### O QUE FAZER
1. Segundo o trecho, quantos programas do Viola, minha viola foram exibidos?
2. Por favor, liste as três coisas que Inezita fez depois de levar o oitavo não, conforme o trecho.
3. Transcreva do trecho a passagem que vai de "Tanto empenho acabou" até "da TV brasileira.".

### TRECHO
----
Como não tinha gravador, Inezita escrevia uma a uma as notas que ouvia em folhas com pentagramas musicais. Sua aventura rendeu causos e mais causos. Quando chegou a Salvador, testou as trações nas quatro rodas subindo de jipe as escadarias da Igreja de Nosso Senhor do Bonfim. Mais à frente, no interior da Bahia, ficou encantada por um cantador e passou a anotar rapidamente o que ele cantava. Em outra cidade, resolveu testar a mira. Apontou a espingarda que levava consigo para um objeto voador e atirou: “Caiu um urubu do meu lado, que horrível aquilo. Nunca mais dei um tiro”, revelou.

Tanto empenho acabou no fogo. Inezita lutou para que alguma emissora de rádio ou de TV exibisse sua pesquisa. Depois de levar o oitavo não, quebrou o violão, fez uma fogueira e jogou nas chamas todo o material recolhido pelo interior do Brasil. Mas não desistiu. Desde a década de 1980, ela comandou o Viola, minha viola, exibido na TV Cultura. Foram 1,5 mil programas – a atração musical mais antiga da TV brasileira.
----
### ENTRADAS DE DADOS
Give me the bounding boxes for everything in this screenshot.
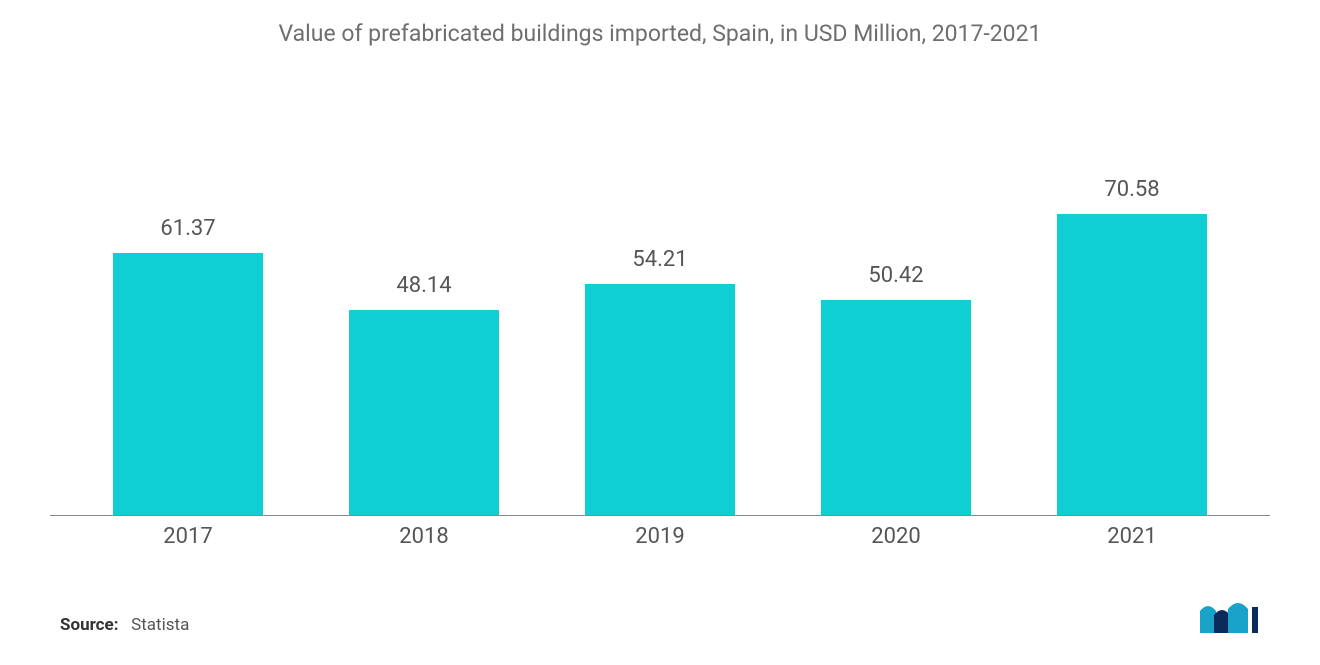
----
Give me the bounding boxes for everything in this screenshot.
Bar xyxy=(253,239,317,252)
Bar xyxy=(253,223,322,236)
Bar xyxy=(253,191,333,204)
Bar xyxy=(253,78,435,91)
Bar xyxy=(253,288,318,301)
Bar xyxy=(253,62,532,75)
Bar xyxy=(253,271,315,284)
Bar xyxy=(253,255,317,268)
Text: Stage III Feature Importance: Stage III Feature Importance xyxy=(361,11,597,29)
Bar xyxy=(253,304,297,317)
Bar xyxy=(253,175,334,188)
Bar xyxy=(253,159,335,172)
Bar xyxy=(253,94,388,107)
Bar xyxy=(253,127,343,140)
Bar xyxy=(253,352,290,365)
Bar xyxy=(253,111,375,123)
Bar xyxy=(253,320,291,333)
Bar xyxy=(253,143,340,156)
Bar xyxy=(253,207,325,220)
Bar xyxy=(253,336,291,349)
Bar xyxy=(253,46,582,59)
----
### RESPOSTAS POR TAREFA
1. Foram 1,5 mil programas.

2.
- Quebrou o violão.
- Fez uma fogueira.
- Jogou nas chamas todo o material recolhido pelo interior do Brasil.

3.
Tanto empenho acabou no fogo. Inezita lutou para que alguma emissora de rádio ou de TV exibisse sua pesquisa. Depois de levar o oitavo não, quebrou o violão, fez uma fogueira e jogou nas chamas todo o material recolhido pelo interior do Brasil. Mas não desistiu. Desde a década de 1980, ela comandou o Viola, minha viola, exibido na TV Cultura. Foram 1,5 mil programas – a atração musical mais antiga da TV brasileira.